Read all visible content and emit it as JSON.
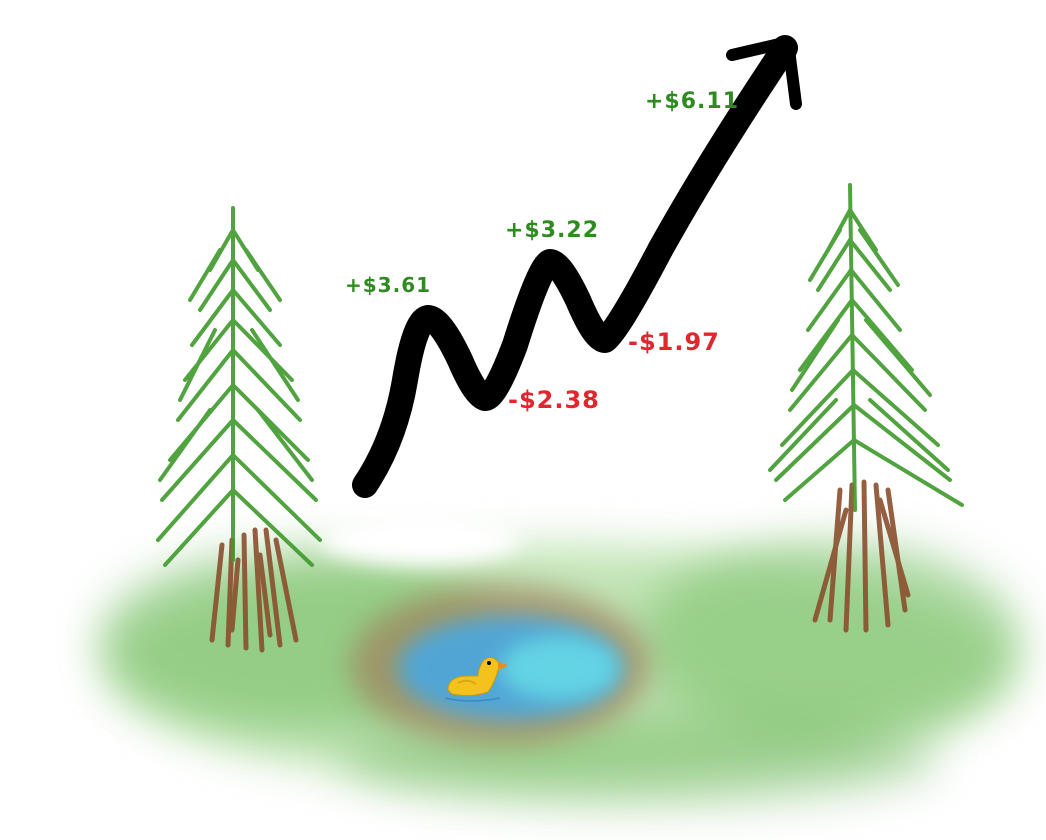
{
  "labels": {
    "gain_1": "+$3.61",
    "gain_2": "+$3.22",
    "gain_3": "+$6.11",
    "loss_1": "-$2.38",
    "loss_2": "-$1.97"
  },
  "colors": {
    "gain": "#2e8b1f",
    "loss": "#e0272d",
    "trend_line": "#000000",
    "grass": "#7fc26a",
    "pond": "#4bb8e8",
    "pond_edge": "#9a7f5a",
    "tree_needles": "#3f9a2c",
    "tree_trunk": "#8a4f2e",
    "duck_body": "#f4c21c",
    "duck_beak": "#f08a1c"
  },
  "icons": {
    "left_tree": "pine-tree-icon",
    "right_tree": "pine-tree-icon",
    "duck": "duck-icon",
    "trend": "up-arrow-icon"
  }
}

---

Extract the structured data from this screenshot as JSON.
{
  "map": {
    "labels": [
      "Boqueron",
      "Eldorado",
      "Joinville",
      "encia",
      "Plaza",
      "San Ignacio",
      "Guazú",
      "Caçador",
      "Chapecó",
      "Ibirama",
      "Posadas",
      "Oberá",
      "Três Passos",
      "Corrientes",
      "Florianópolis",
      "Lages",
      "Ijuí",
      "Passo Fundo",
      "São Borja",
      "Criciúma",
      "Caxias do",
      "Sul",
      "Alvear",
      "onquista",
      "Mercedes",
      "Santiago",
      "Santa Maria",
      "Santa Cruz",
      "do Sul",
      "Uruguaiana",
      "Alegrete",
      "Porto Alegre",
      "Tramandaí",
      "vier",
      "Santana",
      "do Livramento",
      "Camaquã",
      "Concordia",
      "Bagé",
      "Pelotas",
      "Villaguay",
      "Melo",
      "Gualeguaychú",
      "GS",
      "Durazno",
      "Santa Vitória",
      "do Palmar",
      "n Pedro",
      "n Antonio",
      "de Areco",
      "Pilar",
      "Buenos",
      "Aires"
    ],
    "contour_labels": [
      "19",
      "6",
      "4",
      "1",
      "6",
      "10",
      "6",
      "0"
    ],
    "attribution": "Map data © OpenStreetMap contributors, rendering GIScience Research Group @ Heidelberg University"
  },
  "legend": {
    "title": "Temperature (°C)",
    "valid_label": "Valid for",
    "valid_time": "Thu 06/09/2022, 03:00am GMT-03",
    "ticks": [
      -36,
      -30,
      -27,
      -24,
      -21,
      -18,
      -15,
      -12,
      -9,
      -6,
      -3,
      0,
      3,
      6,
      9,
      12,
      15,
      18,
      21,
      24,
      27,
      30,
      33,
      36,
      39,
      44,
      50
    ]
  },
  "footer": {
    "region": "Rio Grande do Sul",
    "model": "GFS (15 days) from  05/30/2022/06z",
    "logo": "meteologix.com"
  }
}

(Set problem):
Look through the data and gather every line with the string "pine" in it.

(Task response):
    "left_tree": "pine-tree-icon",
    "right_tree": "pine-tree-icon",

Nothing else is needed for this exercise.